## What is expected
Every line with the word "édits" in it should be extracted from the data that follows.

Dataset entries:

[start]

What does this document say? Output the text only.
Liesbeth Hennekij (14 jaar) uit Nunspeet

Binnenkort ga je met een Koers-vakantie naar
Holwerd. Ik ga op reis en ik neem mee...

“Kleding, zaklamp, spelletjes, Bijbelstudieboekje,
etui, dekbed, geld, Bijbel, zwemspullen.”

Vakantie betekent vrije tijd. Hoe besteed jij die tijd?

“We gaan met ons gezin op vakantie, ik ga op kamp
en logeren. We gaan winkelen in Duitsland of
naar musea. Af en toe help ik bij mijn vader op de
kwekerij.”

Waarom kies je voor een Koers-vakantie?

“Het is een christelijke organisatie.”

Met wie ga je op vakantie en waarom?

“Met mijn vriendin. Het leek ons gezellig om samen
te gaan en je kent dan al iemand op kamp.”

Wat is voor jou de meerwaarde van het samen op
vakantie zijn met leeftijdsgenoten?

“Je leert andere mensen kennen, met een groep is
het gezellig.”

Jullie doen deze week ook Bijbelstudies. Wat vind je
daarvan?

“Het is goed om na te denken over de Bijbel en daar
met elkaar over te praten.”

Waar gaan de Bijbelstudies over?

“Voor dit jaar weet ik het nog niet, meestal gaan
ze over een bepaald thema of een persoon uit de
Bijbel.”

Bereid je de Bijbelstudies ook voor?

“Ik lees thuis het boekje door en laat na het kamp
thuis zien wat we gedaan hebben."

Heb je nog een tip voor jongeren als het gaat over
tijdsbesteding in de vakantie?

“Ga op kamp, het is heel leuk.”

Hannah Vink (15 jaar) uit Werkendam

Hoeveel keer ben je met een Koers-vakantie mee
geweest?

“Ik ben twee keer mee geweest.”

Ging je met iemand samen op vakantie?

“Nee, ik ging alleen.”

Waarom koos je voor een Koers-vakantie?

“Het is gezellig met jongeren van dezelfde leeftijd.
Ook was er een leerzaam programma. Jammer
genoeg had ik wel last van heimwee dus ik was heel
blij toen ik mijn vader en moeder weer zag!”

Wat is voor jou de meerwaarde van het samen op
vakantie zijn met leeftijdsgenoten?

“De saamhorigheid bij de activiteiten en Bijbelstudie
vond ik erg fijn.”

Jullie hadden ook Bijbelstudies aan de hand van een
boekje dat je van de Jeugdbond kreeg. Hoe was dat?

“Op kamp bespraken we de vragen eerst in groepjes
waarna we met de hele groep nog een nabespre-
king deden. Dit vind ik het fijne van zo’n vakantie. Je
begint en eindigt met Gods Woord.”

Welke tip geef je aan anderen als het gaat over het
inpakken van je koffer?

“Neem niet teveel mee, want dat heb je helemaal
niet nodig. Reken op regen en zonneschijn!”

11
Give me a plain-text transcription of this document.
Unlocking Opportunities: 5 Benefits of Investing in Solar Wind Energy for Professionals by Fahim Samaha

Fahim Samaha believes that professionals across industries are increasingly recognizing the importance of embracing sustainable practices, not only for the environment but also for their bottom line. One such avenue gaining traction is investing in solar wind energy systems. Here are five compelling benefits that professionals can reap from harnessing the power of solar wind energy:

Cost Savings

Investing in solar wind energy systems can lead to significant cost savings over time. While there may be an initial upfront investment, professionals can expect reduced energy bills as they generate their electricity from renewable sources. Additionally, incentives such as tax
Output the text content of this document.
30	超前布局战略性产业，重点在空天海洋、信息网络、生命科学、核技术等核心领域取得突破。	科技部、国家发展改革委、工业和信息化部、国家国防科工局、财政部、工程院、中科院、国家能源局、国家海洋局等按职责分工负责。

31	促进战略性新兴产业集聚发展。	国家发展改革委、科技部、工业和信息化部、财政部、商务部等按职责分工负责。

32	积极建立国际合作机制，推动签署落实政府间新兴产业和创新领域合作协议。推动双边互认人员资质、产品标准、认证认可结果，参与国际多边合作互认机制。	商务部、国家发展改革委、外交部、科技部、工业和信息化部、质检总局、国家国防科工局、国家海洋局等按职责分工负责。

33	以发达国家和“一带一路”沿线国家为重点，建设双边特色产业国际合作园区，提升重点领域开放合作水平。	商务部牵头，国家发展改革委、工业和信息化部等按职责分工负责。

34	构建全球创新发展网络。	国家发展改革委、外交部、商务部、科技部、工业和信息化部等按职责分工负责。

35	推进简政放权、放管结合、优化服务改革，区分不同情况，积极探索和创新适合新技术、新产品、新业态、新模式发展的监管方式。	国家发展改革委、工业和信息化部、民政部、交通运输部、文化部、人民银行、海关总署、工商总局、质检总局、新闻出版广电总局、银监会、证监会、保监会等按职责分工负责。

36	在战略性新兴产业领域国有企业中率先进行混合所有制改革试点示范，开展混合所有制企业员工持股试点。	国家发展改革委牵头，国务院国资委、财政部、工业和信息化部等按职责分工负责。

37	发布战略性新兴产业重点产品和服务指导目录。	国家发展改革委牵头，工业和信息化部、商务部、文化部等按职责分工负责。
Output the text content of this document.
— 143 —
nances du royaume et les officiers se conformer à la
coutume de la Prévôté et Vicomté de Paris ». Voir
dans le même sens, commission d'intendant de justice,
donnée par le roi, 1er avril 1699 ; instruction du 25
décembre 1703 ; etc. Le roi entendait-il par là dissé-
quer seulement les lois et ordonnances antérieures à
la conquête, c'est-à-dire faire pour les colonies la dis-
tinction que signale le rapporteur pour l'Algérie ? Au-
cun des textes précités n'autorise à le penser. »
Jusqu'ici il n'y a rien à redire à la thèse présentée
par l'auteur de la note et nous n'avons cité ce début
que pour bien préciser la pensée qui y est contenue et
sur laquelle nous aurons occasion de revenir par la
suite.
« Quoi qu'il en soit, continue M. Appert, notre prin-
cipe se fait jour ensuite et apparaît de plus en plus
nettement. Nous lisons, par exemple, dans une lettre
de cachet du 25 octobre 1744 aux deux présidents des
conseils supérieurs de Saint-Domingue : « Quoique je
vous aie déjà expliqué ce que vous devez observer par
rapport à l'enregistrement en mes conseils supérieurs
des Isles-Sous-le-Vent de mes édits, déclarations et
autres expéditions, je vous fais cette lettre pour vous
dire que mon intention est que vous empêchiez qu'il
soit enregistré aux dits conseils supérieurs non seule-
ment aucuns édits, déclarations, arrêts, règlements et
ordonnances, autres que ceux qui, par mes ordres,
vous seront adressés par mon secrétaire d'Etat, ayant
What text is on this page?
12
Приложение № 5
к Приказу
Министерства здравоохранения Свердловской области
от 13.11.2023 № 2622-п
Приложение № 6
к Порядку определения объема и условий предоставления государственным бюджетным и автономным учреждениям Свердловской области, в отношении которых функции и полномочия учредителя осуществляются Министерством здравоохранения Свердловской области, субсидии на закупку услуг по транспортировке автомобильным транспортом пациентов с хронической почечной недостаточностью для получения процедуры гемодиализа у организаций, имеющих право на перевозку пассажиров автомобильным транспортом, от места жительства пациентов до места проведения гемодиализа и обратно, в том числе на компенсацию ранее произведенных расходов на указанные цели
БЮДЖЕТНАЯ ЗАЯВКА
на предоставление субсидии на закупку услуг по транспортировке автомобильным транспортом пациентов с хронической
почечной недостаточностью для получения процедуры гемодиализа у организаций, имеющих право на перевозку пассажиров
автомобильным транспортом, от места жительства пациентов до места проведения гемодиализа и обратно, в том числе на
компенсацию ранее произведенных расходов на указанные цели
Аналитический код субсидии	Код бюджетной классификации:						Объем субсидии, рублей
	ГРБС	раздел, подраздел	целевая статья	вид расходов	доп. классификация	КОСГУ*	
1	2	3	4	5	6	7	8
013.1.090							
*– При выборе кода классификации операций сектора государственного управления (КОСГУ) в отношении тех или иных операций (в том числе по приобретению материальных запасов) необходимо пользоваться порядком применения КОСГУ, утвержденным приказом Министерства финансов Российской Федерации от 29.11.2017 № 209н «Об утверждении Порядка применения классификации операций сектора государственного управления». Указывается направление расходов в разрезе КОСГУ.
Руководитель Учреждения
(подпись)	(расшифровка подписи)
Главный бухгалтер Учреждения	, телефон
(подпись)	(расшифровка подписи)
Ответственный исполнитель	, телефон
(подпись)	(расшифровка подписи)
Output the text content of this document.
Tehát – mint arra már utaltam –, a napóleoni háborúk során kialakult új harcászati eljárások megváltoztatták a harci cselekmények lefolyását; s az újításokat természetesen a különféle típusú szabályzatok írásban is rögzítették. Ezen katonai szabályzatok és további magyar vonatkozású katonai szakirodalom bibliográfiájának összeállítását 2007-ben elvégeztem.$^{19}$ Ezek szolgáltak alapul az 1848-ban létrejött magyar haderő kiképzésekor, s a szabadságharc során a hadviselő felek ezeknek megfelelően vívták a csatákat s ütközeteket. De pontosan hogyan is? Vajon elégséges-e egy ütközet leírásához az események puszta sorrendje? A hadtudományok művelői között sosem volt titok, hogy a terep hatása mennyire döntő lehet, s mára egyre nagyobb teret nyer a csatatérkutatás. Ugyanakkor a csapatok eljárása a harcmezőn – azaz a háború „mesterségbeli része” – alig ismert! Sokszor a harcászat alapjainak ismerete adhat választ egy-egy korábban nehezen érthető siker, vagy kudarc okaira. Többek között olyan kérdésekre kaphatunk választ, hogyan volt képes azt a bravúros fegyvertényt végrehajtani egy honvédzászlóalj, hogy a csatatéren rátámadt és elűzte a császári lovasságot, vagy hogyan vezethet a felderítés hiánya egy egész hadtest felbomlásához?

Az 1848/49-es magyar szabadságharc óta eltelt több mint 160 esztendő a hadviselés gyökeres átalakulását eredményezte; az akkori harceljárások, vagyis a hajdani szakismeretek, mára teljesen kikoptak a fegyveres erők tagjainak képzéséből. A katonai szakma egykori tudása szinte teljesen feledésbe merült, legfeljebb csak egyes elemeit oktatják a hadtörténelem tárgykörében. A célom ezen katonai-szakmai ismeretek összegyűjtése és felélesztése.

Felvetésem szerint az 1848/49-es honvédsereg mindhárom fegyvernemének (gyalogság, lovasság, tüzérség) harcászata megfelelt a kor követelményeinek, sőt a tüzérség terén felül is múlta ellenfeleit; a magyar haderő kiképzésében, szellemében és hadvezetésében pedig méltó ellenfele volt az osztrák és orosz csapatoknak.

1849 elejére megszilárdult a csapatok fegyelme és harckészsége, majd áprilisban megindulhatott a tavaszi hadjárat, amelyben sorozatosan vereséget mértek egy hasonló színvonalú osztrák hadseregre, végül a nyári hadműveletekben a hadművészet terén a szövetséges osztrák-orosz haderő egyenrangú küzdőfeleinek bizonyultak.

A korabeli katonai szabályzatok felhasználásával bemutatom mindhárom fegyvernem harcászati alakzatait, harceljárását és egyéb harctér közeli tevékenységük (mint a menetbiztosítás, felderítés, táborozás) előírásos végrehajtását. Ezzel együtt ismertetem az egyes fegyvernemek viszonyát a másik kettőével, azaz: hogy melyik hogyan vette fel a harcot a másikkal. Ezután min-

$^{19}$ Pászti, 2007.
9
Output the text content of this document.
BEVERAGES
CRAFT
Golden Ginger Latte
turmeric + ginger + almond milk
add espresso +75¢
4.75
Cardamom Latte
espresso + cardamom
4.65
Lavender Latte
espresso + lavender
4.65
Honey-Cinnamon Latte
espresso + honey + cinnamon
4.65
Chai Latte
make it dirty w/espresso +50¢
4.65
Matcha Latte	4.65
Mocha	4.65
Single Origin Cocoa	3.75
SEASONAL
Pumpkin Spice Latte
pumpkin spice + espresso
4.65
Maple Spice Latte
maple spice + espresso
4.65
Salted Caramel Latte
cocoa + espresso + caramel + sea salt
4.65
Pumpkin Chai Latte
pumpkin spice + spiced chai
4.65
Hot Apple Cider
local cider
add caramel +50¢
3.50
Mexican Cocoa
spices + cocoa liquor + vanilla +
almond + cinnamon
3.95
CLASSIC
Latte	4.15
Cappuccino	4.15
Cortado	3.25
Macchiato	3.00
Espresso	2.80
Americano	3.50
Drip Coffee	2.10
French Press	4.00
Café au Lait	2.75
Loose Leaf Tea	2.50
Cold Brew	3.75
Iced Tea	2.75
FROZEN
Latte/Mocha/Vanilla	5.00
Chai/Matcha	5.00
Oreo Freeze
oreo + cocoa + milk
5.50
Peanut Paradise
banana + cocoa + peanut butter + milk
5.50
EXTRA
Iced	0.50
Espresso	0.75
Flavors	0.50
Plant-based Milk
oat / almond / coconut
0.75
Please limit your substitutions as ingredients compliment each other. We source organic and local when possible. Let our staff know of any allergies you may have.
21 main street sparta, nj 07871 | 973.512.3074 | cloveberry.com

[end]

## Solution for this problem
des Isles-Sous-le-Vent de mes édits, déclarations et
ment aucuns édits, déclarations, arrêts, règlements et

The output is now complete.